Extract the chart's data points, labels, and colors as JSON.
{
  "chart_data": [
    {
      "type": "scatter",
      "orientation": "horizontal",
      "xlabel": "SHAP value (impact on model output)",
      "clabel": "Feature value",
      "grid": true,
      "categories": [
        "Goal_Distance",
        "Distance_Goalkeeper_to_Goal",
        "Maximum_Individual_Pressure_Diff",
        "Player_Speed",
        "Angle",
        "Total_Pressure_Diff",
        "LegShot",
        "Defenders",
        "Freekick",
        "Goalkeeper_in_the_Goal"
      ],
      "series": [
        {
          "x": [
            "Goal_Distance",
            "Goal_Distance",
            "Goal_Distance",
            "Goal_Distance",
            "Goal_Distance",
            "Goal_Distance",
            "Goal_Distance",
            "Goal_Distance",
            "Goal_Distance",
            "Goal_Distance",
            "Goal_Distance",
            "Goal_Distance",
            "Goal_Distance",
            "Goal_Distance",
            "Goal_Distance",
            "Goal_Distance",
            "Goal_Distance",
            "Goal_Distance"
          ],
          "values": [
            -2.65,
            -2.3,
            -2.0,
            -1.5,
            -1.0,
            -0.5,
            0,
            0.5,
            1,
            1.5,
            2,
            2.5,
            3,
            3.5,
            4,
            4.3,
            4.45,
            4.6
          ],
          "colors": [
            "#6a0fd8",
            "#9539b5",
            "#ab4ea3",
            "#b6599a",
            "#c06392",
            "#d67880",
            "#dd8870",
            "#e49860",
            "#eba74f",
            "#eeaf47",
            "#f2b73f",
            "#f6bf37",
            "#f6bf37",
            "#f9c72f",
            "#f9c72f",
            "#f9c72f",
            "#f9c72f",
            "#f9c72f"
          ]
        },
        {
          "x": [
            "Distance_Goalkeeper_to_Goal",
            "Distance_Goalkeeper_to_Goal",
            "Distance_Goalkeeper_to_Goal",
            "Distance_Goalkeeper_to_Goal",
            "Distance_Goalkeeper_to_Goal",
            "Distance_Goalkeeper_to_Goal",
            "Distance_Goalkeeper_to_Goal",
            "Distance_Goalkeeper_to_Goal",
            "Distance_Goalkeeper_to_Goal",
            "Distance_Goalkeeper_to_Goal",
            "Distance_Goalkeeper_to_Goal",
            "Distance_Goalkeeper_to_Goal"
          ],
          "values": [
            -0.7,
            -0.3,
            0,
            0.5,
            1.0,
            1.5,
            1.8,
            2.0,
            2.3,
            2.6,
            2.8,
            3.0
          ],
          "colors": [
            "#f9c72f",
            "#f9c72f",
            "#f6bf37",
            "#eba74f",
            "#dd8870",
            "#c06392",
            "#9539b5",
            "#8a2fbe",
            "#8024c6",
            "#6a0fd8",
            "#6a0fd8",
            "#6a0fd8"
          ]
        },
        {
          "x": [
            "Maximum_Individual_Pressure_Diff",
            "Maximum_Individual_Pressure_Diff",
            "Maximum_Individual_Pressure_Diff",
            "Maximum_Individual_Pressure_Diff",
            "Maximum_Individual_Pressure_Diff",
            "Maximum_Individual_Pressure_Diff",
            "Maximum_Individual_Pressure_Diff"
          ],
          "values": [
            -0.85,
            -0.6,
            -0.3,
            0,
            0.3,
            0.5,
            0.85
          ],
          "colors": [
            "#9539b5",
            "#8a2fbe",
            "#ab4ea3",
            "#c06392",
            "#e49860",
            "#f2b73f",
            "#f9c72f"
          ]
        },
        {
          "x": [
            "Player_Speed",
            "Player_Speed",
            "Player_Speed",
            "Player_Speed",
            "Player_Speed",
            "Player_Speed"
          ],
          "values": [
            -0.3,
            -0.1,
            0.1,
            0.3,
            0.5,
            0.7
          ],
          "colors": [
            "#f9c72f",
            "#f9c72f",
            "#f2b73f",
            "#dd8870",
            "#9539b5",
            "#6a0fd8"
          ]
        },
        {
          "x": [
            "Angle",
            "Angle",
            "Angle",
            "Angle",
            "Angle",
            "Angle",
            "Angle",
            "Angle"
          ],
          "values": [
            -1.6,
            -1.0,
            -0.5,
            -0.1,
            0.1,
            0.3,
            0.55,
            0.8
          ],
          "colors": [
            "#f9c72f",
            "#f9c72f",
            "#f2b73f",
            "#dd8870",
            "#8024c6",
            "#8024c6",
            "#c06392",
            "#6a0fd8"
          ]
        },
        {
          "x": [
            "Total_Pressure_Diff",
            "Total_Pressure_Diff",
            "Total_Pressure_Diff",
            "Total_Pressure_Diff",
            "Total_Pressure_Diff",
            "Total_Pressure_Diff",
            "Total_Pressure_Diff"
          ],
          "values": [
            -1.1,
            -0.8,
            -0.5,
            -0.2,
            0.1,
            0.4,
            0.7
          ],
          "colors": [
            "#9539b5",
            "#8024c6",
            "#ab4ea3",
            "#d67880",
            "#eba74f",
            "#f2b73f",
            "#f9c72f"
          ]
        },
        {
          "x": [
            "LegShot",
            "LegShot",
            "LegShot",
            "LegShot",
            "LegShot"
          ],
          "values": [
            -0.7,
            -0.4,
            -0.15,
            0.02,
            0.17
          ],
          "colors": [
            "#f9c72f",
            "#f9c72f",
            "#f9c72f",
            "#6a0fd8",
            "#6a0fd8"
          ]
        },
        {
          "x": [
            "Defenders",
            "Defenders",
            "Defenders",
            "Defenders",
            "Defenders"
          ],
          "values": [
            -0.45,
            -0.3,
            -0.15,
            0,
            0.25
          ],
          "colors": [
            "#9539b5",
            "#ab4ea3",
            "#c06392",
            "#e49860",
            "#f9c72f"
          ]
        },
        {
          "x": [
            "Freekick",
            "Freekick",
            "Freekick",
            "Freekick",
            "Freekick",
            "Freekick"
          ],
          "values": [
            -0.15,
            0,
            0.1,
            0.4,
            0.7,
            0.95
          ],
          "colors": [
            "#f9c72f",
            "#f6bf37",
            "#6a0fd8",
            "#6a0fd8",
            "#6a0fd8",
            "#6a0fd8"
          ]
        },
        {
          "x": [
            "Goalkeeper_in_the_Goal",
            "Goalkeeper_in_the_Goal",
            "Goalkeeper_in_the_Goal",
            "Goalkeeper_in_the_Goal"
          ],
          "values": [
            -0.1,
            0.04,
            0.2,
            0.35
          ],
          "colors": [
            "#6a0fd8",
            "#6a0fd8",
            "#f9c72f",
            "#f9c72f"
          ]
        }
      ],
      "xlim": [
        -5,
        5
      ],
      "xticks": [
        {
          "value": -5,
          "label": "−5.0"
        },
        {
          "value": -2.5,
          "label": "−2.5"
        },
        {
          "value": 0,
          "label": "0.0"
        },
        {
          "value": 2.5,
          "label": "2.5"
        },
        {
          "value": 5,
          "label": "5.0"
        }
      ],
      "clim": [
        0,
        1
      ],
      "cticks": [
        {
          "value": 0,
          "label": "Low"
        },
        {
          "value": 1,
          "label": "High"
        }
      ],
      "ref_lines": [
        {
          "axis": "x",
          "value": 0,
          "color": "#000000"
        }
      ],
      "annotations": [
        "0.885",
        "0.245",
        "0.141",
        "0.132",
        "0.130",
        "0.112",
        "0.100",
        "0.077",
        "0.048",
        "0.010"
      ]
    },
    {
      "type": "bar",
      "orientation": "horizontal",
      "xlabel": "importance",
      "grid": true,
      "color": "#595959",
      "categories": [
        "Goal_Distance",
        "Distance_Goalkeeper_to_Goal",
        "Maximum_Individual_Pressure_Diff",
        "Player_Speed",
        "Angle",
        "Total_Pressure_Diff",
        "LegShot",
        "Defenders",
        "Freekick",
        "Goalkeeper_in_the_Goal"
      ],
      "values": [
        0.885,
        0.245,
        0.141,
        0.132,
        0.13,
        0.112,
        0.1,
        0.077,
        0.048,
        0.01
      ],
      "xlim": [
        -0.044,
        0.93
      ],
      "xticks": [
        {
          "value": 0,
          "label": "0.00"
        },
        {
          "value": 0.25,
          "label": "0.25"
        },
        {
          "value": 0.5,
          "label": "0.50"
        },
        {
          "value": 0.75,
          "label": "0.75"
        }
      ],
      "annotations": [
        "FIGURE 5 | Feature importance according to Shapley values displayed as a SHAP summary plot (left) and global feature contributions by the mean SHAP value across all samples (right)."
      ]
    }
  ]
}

Task statement → Every line above that contains the word "Feature" should be reported.

Final answer →
      "clabel": "Feature value",
        "FIGURE 5 | Feature importance according to Shapley values displayed as a SHAP summary plot (left) and global feature contributions by the mean SHAP value across all samples (right)."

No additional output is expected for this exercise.